____ Data provided
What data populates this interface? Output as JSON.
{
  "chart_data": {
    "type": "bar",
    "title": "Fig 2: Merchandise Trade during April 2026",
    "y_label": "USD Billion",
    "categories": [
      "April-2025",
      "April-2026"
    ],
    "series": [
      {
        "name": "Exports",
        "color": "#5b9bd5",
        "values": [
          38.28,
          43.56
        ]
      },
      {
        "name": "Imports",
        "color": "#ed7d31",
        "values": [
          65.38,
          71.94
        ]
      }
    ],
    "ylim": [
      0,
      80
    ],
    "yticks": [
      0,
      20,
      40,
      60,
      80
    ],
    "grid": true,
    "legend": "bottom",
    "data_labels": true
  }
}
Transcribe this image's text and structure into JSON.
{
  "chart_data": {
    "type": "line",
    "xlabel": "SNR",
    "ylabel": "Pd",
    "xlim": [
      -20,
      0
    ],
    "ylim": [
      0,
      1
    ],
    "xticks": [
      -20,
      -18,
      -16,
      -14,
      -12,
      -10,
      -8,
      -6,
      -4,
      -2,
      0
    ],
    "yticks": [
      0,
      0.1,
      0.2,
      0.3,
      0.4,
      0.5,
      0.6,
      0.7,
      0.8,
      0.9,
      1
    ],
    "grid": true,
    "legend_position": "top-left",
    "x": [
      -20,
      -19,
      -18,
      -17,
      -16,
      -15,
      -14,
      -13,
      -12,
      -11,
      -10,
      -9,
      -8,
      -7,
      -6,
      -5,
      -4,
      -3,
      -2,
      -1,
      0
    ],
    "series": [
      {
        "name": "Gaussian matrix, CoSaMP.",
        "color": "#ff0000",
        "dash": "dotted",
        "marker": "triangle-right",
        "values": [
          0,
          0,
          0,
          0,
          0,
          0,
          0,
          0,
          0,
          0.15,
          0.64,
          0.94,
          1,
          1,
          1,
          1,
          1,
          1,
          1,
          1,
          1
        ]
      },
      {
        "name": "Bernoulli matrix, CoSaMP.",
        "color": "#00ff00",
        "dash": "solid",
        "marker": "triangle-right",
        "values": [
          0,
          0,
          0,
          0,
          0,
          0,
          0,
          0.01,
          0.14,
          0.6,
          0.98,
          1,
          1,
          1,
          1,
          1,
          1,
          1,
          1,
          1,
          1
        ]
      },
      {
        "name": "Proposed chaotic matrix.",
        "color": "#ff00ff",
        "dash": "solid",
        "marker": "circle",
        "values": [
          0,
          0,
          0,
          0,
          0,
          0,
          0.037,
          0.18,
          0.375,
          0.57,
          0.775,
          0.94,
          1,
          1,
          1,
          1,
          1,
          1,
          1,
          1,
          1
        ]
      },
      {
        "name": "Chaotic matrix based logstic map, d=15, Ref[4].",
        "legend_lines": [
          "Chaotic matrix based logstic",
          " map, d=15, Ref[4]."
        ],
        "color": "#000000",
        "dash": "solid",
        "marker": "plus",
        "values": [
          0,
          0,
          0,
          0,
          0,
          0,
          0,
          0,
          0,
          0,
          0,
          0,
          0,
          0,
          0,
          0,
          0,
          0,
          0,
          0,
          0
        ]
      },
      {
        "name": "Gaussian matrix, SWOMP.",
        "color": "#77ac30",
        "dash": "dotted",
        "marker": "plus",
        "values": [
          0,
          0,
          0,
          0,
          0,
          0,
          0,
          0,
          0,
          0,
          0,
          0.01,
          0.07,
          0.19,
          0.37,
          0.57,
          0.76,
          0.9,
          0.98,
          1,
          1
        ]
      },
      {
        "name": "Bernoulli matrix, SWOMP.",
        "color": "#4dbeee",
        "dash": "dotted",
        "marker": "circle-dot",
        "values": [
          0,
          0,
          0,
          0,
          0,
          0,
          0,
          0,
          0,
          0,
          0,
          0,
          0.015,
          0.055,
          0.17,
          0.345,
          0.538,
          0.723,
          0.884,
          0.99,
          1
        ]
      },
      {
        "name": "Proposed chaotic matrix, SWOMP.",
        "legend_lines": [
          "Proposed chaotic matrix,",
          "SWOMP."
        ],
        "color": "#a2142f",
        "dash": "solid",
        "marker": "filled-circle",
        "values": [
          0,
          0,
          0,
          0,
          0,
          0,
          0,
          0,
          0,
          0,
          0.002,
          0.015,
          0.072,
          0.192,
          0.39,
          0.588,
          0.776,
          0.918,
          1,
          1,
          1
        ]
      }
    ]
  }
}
________
• _Instructions for the task_: Which lines hold the string "Proposed"? Copy all of them from the data above.

• _Correct answer_:
        "name": "Proposed chaotic matrix.",
        "name": "Proposed chaotic matrix, SWOMP.",
          "Proposed chaotic matrix,",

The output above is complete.